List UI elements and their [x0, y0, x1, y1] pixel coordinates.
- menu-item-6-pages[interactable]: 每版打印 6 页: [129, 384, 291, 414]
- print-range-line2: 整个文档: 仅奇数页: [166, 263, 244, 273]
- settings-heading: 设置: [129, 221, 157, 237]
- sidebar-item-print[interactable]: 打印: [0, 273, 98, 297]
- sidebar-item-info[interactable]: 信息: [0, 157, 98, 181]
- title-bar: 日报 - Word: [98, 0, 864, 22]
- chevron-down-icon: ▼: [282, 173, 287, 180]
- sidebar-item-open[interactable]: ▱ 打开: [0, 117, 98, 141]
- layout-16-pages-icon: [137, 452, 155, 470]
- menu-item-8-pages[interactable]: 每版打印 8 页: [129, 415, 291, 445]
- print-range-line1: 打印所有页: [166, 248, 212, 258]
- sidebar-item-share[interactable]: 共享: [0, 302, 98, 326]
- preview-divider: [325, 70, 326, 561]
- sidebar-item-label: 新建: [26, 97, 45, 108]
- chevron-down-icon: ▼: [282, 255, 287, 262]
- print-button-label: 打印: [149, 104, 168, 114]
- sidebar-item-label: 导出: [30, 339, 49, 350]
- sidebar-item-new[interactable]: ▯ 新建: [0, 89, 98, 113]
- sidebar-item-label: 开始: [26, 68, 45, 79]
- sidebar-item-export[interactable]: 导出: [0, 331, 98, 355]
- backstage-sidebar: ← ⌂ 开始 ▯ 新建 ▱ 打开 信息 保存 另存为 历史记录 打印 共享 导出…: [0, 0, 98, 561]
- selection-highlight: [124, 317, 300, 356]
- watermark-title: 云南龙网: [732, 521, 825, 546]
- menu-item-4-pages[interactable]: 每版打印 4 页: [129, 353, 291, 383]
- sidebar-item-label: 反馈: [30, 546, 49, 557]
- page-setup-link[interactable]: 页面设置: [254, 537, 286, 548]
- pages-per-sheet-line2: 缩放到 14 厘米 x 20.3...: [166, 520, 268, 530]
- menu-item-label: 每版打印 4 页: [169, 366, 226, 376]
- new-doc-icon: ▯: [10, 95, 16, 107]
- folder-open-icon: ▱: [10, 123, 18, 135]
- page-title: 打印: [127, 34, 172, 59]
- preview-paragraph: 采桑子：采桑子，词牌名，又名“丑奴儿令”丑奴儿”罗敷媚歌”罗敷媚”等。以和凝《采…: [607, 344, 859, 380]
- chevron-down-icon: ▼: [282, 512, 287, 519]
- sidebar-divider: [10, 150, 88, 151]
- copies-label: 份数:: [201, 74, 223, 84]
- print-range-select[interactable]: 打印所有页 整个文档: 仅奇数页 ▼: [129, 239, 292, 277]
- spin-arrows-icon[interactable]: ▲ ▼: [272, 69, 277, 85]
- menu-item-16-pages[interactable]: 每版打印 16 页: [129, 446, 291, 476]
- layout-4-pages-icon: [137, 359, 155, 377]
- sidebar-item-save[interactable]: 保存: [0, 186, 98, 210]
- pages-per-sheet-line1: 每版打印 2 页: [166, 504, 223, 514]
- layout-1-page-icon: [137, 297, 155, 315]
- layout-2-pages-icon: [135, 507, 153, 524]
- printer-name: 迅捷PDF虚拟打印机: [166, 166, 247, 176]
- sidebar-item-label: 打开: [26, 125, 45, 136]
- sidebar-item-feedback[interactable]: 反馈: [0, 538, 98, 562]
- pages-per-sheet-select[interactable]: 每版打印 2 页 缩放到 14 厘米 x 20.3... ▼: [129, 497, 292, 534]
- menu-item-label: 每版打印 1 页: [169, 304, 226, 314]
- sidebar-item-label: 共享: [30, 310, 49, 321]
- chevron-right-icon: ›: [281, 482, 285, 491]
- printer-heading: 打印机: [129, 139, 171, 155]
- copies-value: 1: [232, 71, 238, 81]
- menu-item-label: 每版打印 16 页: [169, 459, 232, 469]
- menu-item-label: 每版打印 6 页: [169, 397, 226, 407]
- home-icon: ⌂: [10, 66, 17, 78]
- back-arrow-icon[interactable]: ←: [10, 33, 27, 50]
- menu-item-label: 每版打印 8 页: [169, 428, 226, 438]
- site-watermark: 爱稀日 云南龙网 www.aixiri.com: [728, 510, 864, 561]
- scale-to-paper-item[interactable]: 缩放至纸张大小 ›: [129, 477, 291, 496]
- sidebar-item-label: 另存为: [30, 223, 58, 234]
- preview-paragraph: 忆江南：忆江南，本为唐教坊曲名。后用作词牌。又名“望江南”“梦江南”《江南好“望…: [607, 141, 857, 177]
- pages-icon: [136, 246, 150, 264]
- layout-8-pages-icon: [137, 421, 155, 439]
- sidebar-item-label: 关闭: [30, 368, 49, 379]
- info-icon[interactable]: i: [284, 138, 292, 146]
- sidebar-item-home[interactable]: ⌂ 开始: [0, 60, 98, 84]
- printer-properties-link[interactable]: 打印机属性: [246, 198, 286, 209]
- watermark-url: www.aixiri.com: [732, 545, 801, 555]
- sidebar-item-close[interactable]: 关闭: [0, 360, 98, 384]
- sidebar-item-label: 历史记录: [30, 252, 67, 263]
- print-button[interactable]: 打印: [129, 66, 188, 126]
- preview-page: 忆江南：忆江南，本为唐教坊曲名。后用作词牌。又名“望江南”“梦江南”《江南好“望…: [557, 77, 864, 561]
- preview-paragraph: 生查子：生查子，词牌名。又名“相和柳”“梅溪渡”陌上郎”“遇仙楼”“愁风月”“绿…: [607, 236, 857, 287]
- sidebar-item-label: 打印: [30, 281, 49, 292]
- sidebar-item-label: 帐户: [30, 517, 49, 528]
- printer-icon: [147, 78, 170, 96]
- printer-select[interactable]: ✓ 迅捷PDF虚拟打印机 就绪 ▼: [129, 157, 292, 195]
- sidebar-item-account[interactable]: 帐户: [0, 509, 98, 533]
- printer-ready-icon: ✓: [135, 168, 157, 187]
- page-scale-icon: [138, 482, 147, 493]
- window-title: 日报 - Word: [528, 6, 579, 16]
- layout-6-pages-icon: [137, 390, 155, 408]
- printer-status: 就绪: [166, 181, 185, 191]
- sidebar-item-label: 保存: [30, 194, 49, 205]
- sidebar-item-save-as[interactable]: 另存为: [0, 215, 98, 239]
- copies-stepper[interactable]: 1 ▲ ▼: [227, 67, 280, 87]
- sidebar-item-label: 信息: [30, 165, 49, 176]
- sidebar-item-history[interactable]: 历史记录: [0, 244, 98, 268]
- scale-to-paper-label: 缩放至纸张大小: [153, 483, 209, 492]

## The problem
Reproduce every line of the data above verbatim, without any alteration.

## Solution to the exercise
List UI elements and their [x0, y0, x1, y1] pixel coordinates.
- menu-item-6-pages[interactable]: 每版打印 6 页: [129, 384, 291, 414]
- print-range-line2: 整个文档: 仅奇数页: [166, 263, 244, 273]
- settings-heading: 设置: [129, 221, 157, 237]
- sidebar-item-print[interactable]: 打印: [0, 273, 98, 297]
- sidebar-item-info[interactable]: 信息: [0, 157, 98, 181]
- title-bar: 日报 - Word: [98, 0, 864, 22]
- chevron-down-icon: ▼: [282, 173, 287, 180]
- sidebar-item-open[interactable]: ▱ 打开: [0, 117, 98, 141]
- layout-16-pages-icon: [137, 452, 155, 470]
- menu-item-8-pages[interactable]: 每版打印 8 页: [129, 415, 291, 445]
- print-range-line1: 打印所有页: [166, 248, 212, 258]
- sidebar-item-share[interactable]: 共享: [0, 302, 98, 326]
- preview-divider: [325, 70, 326, 561]
- sidebar-item-label: 新建: [26, 97, 45, 108]
- chevron-down-icon: ▼: [282, 255, 287, 262]
- print-button-label: 打印: [149, 104, 168, 114]
- sidebar-item-label: 导出: [30, 339, 49, 350]
- sidebar-item-new[interactable]: ▯ 新建: [0, 89, 98, 113]
- sidebar-item-label: 开始: [26, 68, 45, 79]
- sidebar-item-export[interactable]: 导出: [0, 331, 98, 355]
- backstage-sidebar: ← ⌂ 开始 ▯ 新建 ▱ 打开 信息 保存 另存为 历史记录 打印 共享 导出…: [0, 0, 98, 561]
- selection-highlight: [124, 317, 300, 356]
- watermark-title: 云南龙网: [732, 521, 825, 546]
- menu-item-4-pages[interactable]: 每版打印 4 页: [129, 353, 291, 383]
- sidebar-item-label: 反馈: [30, 546, 49, 557]
- page-setup-link[interactable]: 页面设置: [254, 537, 286, 548]
- pages-per-sheet-line2: 缩放到 14 厘米 x 20.3...: [166, 520, 268, 530]
- menu-item-label: 每版打印 4 页: [169, 366, 226, 376]
- new-doc-icon: ▯: [10, 95, 16, 107]
- folder-open-icon: ▱: [10, 123, 18, 135]
- page-title: 打印: [127, 34, 172, 59]
- preview-paragraph: 采桑子：采桑子，词牌名，又名“丑奴儿令”丑奴儿”罗敷媚歌”罗敷媚”等。以和凝《采…: [607, 344, 859, 380]
- chevron-down-icon: ▼: [282, 512, 287, 519]
- sidebar-divider: [10, 150, 88, 151]
- copies-label: 份数:: [201, 74, 223, 84]
- print-range-select[interactable]: 打印所有页 整个文档: 仅奇数页 ▼: [129, 239, 292, 277]
- spin-arrows-icon[interactable]: ▲ ▼: [272, 69, 277, 85]
- menu-item-16-pages[interactable]: 每版打印 16 页: [129, 446, 291, 476]
- layout-4-pages-icon: [137, 359, 155, 377]
- sidebar-item-save[interactable]: 保存: [0, 186, 98, 210]
- pages-per-sheet-line1: 每版打印 2 页: [166, 504, 223, 514]
- layout-1-page-icon: [137, 297, 155, 315]
- layout-2-pages-icon: [135, 507, 153, 524]
- printer-name: 迅捷PDF虚拟打印机: [166, 166, 247, 176]
- sidebar-item-label: 打开: [26, 125, 45, 136]
- sidebar-item-feedback[interactable]: 反馈: [0, 538, 98, 562]
- pages-per-sheet-select[interactable]: 每版打印 2 页 缩放到 14 厘米 x 20.3... ▼: [129, 497, 292, 534]
- menu-item-label: 每版打印 1 页: [169, 304, 226, 314]
- sidebar-item-label: 共享: [30, 310, 49, 321]
- chevron-right-icon: ›: [281, 482, 285, 491]
- printer-heading: 打印机: [129, 139, 171, 155]
- copies-value: 1: [232, 71, 238, 81]
- menu-item-label: 每版打印 16 页: [169, 459, 232, 469]
- menu-item-label: 每版打印 6 页: [169, 397, 226, 407]
- home-icon: ⌂: [10, 66, 17, 78]
- back-arrow-icon[interactable]: ←: [10, 33, 27, 50]
- menu-item-label: 每版打印 8 页: [169, 428, 226, 438]
- site-watermark: 爱稀日 云南龙网 www.aixiri.com: [728, 510, 864, 561]
- scale-to-paper-item[interactable]: 缩放至纸张大小 ›: [129, 477, 291, 496]
- sidebar-item-label: 另存为: [30, 223, 58, 234]
- preview-paragraph: 忆江南：忆江南，本为唐教坊曲名。后用作词牌。又名“望江南”“梦江南”《江南好“望…: [607, 141, 857, 177]
- pages-icon: [136, 246, 150, 264]
- layout-8-pages-icon: [137, 421, 155, 439]
- sidebar-item-label: 关闭: [30, 368, 49, 379]
- info-icon[interactable]: i: [284, 138, 292, 146]
- sidebar-item-home[interactable]: ⌂ 开始: [0, 60, 98, 84]
- printer-properties-link[interactable]: 打印机属性: [246, 198, 286, 209]
- watermark-url: www.aixiri.com: [732, 545, 801, 555]
- sidebar-item-close[interactable]: 关闭: [0, 360, 98, 384]
- sidebar-item-label: 历史记录: [30, 252, 67, 263]
- print-button[interactable]: 打印: [129, 66, 188, 126]
- preview-page: 忆江南：忆江南，本为唐教坊曲名。后用作词牌。又名“望江南”“梦江南”《江南好“望…: [557, 77, 864, 561]
- preview-paragraph: 生查子：生查子，词牌名。又名“相和柳”“梅溪渡”陌上郎”“遇仙楼”“愁风月”“绿…: [607, 236, 857, 287]
- sidebar-item-label: 打印: [30, 281, 49, 292]
- sidebar-item-label: 帐户: [30, 517, 49, 528]
- printer-icon: [147, 78, 170, 96]
- printer-select[interactable]: ✓ 迅捷PDF虚拟打印机 就绪 ▼: [129, 157, 292, 195]
- sidebar-item-account[interactable]: 帐户: [0, 509, 98, 533]
- printer-ready-icon: ✓: [135, 168, 157, 187]
- page-scale-icon: [138, 482, 147, 493]
- window-title: 日报 - Word: [528, 6, 579, 16]
- layout-6-pages-icon: [137, 390, 155, 408]
- printer-status: 就绪: [166, 181, 185, 191]
- sidebar-item-label: 保存: [30, 194, 49, 205]
- sidebar-item-save-as[interactable]: 另存为: [0, 215, 98, 239]
- copies-stepper[interactable]: 1 ▲ ▼: [227, 67, 280, 87]
- sidebar-item-label: 信息: [30, 165, 49, 176]
- sidebar-item-history[interactable]: 历史记录: [0, 244, 98, 268]
- scale-to-paper-label: 缩放至纸张大小: [153, 483, 209, 492]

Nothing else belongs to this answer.